*Dataset listings of figures*.
Start

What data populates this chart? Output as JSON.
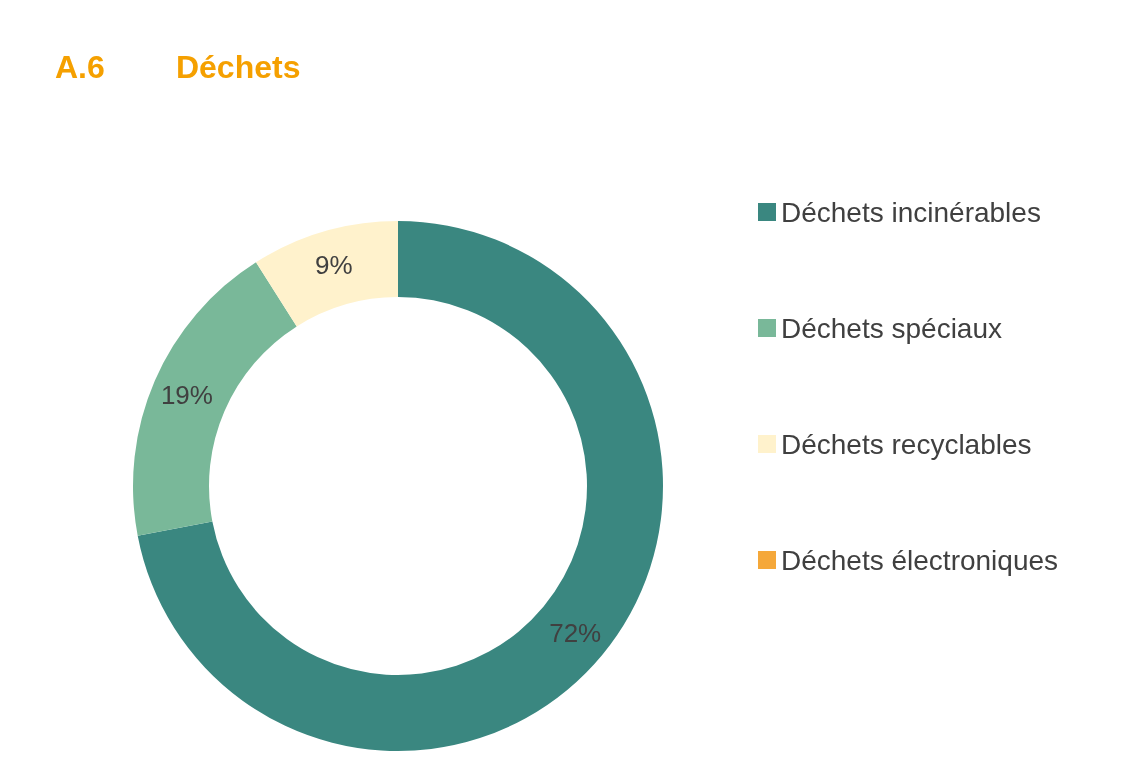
{
  "chart_data": {
    "type": "donut",
    "title": "A.6        Déchets",
    "categories": [
      "Déchets incinérables",
      "Déchets spéciaux",
      "Déchets recyclables",
      "Déchets électroniques"
    ],
    "values": [
      72,
      19,
      9,
      0
    ],
    "colors": [
      "#3a8780",
      "#79b899",
      "#fff2cc",
      "#f5a83a"
    ],
    "value_labels": [
      "72%",
      "19%",
      "9%",
      null
    ],
    "legend": "right"
  }
}
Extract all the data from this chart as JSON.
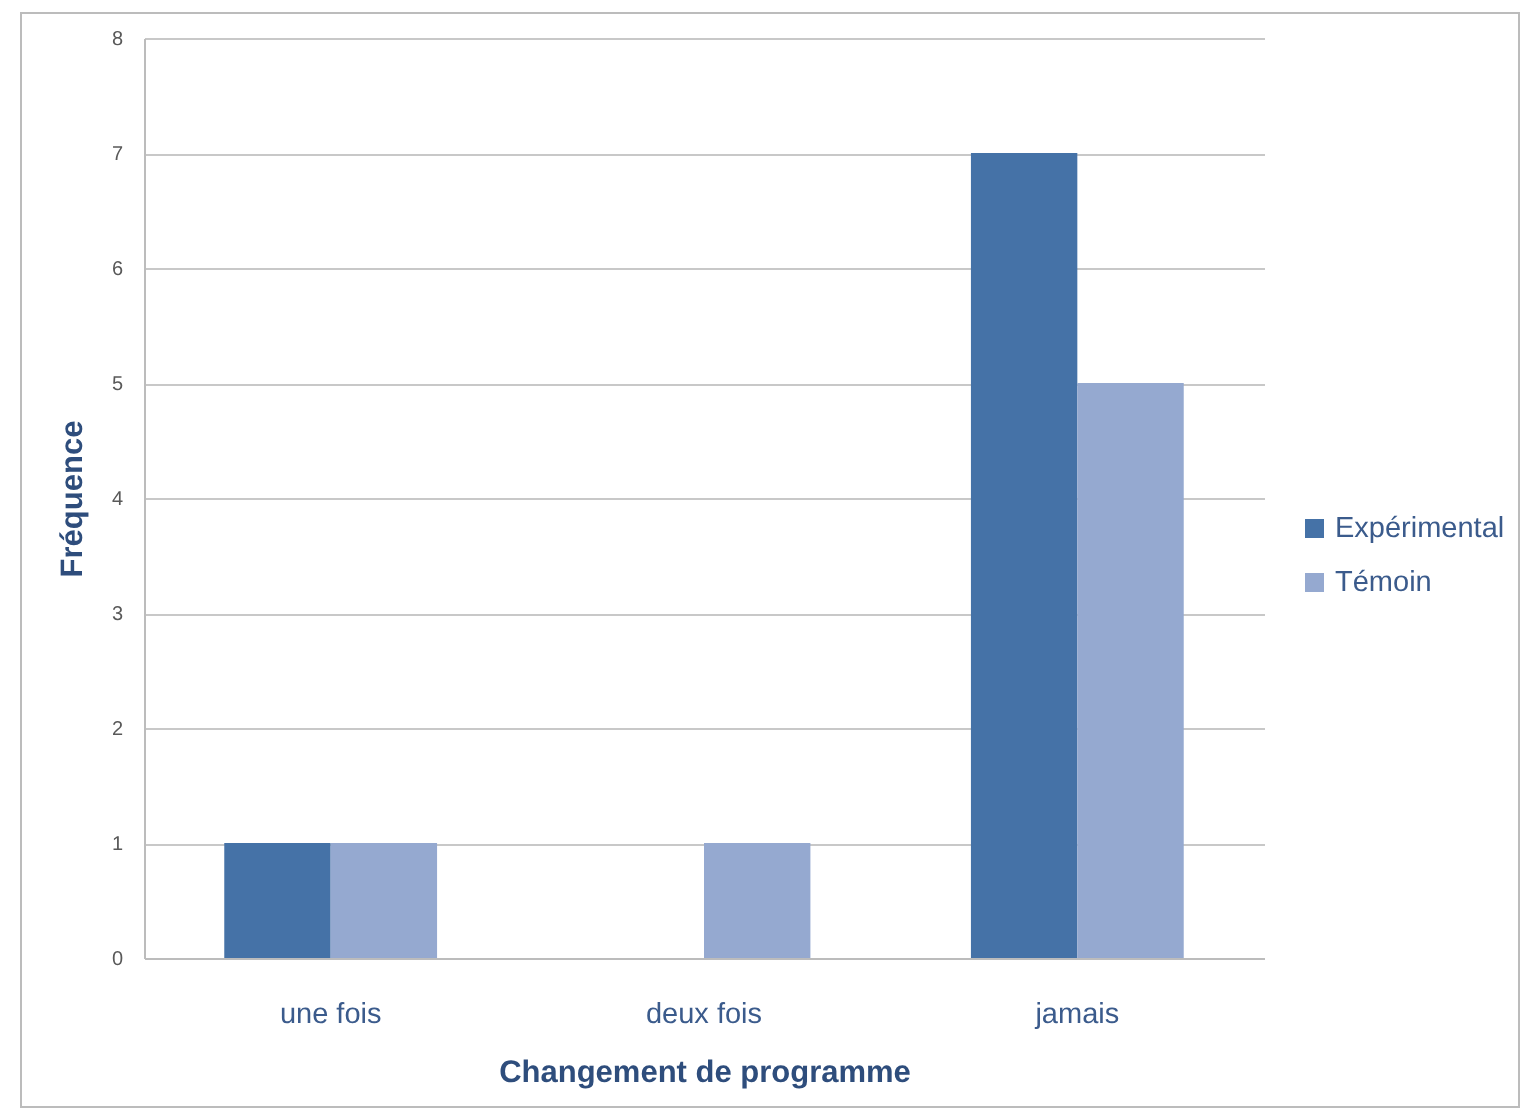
{
  "chart_data": {
    "type": "bar",
    "xlabel": "Changement de programme",
    "ylabel": "Fréquence",
    "categories": [
      "une fois",
      "deux fois",
      "jamais"
    ],
    "series": [
      {
        "name": "Expérimental",
        "color": "#4572a7",
        "values": [
          1,
          0,
          7
        ]
      },
      {
        "name": "Témoin",
        "color": "#95a9d0",
        "values": [
          1,
          1,
          5
        ]
      }
    ],
    "ylim": [
      0,
      8
    ],
    "yticks": [
      0,
      1,
      2,
      3,
      4,
      5,
      6,
      7,
      8
    ],
    "grid": "y",
    "legend": "right"
  }
}
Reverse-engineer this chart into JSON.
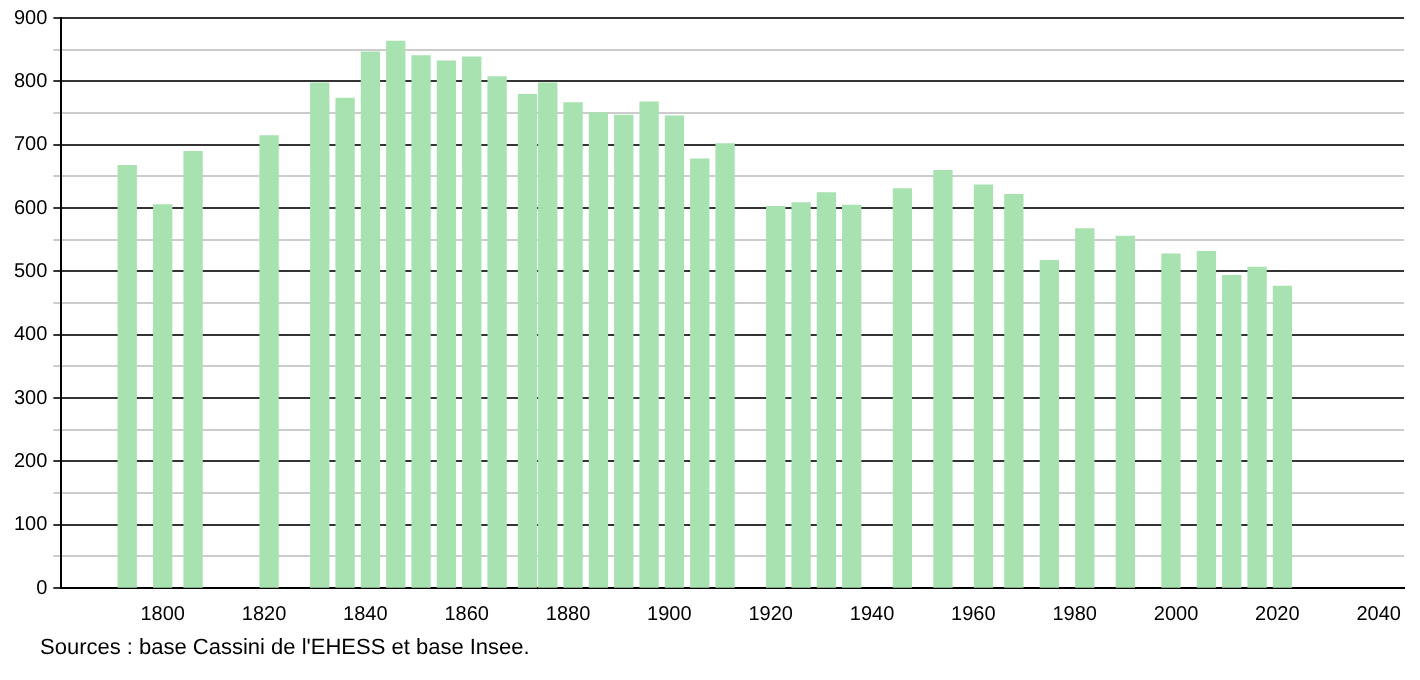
{
  "chart_data": {
    "type": "bar",
    "x": [
      1793,
      1800,
      1806,
      1821,
      1831,
      1836,
      1841,
      1846,
      1851,
      1856,
      1861,
      1866,
      1872,
      1876,
      1881,
      1886,
      1891,
      1896,
      1901,
      1906,
      1911,
      1921,
      1926,
      1931,
      1936,
      1946,
      1954,
      1962,
      1968,
      1975,
      1982,
      1990,
      1999,
      2006,
      2011,
      2016,
      2021
    ],
    "values": [
      667,
      605,
      689,
      714,
      797,
      773,
      846,
      863,
      840,
      832,
      838,
      807,
      779,
      797,
      766,
      750,
      746,
      767,
      745,
      677,
      701,
      602,
      608,
      624,
      604,
      630,
      659,
      636,
      621,
      517,
      567,
      555,
      527,
      531,
      493,
      506,
      476
    ],
    "color": "#a8e2b0",
    "xlim": [
      1780,
      2045
    ],
    "xticks": [
      1800,
      1820,
      1840,
      1860,
      1880,
      1900,
      1920,
      1940,
      1960,
      1980,
      2000,
      2020,
      2040
    ],
    "ylim": [
      0,
      900
    ],
    "yticks": [
      0,
      {
        "value": 50,
        "label": null
      },
      100,
      {
        "value": 150,
        "label": null
      },
      200,
      {
        "value": 250,
        "label": null
      },
      300,
      {
        "value": 350,
        "label": null
      },
      400,
      {
        "value": 450,
        "label": null
      },
      500,
      {
        "value": 550,
        "label": null
      },
      600,
      {
        "value": 650,
        "label": null
      },
      700,
      {
        "value": 750,
        "label": null
      },
      800,
      {
        "value": 850,
        "label": null
      },
      900
    ],
    "grid": "y",
    "legend": false,
    "annotations": [
      "Sources : base Cassini de l'EHESS et base Insee."
    ]
  }
}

End

Looking at the data above, how many lines hold the word "Déchets"? Respond with the number alone.

5